Set down, word for word, the stretch of lines from the one containing "598, 1369, 620]" through the one containing "911, 1312, 933]", both included, and nothing else.

• Records for the task:
......

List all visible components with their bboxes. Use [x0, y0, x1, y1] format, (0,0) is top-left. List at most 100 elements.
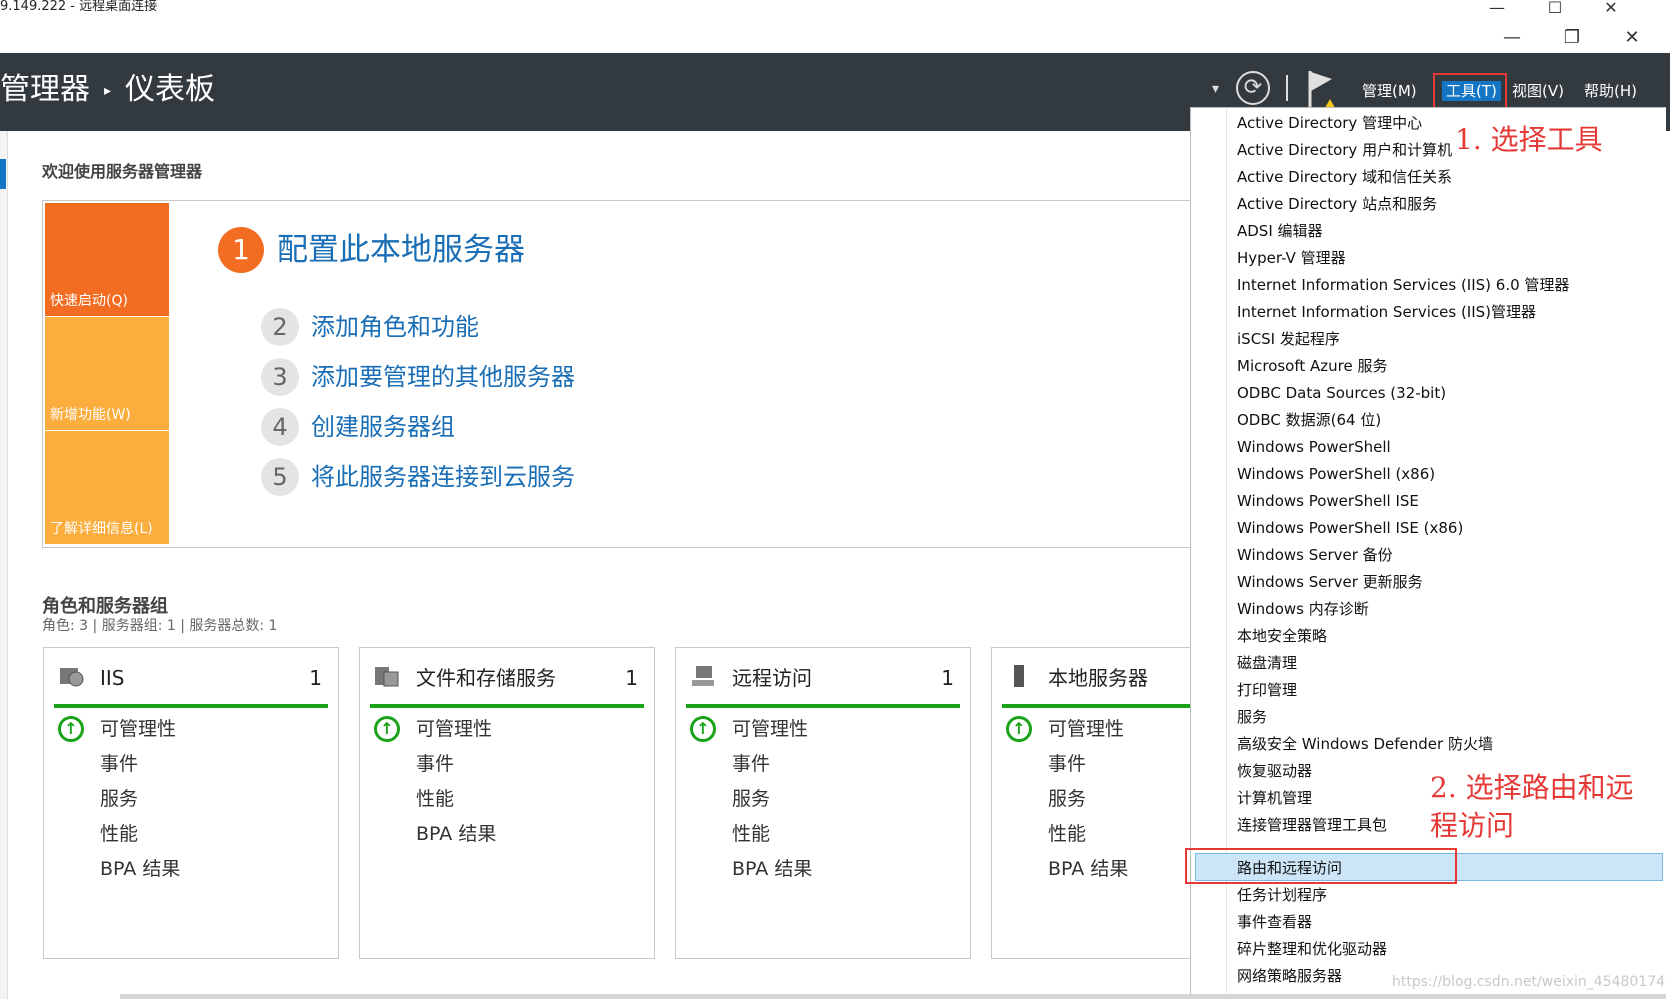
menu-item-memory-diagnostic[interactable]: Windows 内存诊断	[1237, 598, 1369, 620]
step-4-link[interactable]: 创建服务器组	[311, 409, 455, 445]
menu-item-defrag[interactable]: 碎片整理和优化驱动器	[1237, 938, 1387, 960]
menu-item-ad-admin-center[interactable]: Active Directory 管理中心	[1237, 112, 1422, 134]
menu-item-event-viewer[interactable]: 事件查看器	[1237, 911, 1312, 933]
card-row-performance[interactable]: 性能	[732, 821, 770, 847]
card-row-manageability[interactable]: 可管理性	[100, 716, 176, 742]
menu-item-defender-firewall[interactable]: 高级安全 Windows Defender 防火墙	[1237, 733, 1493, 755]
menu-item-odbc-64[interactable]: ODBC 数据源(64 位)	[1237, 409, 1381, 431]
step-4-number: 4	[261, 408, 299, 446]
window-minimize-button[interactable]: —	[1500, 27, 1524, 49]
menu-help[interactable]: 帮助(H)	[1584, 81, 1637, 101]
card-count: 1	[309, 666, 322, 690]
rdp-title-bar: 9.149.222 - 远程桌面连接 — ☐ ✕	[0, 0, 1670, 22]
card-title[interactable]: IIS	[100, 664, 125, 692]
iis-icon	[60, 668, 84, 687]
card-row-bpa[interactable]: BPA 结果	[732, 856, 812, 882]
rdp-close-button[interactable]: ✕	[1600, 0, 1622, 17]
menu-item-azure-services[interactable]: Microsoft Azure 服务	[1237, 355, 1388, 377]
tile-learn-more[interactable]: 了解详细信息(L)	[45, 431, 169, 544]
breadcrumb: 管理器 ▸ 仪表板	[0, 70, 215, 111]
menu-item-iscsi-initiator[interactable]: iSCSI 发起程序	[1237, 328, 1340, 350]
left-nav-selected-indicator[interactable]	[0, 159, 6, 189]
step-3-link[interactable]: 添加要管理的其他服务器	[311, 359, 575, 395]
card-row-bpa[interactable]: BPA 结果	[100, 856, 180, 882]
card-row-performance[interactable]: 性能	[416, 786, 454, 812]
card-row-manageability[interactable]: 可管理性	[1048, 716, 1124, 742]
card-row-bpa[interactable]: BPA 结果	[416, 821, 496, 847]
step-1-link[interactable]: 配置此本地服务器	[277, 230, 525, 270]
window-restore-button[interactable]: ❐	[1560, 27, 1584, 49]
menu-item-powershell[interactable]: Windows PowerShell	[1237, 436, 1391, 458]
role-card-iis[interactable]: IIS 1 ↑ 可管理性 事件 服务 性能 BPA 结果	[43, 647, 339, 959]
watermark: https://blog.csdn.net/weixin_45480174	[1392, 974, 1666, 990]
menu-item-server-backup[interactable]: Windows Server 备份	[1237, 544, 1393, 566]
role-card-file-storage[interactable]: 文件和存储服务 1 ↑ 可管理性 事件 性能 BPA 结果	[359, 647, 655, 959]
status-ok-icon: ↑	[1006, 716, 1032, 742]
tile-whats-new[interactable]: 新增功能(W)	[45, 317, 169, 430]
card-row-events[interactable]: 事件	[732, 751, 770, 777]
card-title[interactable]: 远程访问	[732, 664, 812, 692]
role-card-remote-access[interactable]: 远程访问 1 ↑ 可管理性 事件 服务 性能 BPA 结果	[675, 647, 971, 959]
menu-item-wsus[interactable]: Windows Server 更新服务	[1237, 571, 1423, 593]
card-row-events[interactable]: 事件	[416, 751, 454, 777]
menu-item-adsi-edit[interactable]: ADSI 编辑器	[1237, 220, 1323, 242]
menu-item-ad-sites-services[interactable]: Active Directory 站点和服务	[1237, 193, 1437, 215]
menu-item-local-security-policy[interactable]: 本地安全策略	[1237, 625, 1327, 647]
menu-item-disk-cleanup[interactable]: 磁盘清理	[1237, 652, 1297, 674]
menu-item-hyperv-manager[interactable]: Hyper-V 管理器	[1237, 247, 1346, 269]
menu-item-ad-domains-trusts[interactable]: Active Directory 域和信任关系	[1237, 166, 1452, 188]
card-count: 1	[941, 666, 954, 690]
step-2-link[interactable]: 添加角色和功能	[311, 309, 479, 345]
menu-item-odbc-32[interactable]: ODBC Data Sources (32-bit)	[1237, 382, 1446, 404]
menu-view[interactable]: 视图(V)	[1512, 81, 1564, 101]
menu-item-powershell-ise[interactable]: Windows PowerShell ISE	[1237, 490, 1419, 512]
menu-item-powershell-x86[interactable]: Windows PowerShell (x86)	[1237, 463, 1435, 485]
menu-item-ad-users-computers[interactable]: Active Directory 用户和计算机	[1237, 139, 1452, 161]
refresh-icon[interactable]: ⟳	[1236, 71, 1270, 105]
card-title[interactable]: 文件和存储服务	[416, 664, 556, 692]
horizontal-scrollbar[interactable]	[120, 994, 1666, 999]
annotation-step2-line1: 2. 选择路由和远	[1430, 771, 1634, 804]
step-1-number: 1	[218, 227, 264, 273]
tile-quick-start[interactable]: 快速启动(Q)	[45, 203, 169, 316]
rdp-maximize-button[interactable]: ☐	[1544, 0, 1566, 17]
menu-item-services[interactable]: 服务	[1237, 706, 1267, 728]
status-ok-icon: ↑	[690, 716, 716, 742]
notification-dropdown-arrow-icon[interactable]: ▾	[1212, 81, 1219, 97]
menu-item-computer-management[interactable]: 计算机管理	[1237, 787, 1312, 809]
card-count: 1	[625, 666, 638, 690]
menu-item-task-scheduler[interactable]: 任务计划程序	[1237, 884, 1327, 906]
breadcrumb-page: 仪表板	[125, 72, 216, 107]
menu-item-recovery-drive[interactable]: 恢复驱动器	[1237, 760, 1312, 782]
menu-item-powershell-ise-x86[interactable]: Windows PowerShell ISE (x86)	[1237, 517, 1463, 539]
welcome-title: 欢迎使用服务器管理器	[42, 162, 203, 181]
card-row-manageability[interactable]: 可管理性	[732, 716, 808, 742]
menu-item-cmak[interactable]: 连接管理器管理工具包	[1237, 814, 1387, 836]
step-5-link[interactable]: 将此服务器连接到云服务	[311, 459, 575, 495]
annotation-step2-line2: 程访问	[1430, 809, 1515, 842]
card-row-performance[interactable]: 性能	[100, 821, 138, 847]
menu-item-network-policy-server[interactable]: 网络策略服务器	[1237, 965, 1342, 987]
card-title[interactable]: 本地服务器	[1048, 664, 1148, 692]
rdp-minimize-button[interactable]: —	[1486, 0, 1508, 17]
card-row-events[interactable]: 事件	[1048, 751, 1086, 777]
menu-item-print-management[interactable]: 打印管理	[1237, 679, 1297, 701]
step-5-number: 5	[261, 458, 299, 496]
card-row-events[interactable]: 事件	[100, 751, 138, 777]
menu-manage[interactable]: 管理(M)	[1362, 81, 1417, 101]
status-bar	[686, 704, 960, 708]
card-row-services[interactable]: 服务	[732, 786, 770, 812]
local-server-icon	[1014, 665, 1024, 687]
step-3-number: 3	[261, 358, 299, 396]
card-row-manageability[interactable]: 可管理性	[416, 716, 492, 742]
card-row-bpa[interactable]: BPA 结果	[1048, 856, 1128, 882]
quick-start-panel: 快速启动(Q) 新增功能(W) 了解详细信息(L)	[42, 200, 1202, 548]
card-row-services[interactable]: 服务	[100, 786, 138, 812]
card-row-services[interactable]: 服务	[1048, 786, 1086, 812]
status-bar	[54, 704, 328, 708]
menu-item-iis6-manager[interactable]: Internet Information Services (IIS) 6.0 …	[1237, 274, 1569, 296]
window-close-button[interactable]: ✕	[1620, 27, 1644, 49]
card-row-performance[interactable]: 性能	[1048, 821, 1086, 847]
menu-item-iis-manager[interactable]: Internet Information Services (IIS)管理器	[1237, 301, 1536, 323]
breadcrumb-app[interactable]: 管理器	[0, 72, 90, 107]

......

• Exercise response:
menu-item-memory-diagnostic[interactable]: Windows 内存诊断	[1237, 598, 1369, 620]
step-4-link[interactable]: 创建服务器组	[311, 409, 455, 445]
menu-item-defrag[interactable]: 碎片整理和优化驱动器	[1237, 938, 1387, 960]
menu-item-ad-admin-center[interactable]: Active Directory 管理中心	[1237, 112, 1422, 134]
menu-item-event-viewer[interactable]: 事件查看器	[1237, 911, 1312, 933]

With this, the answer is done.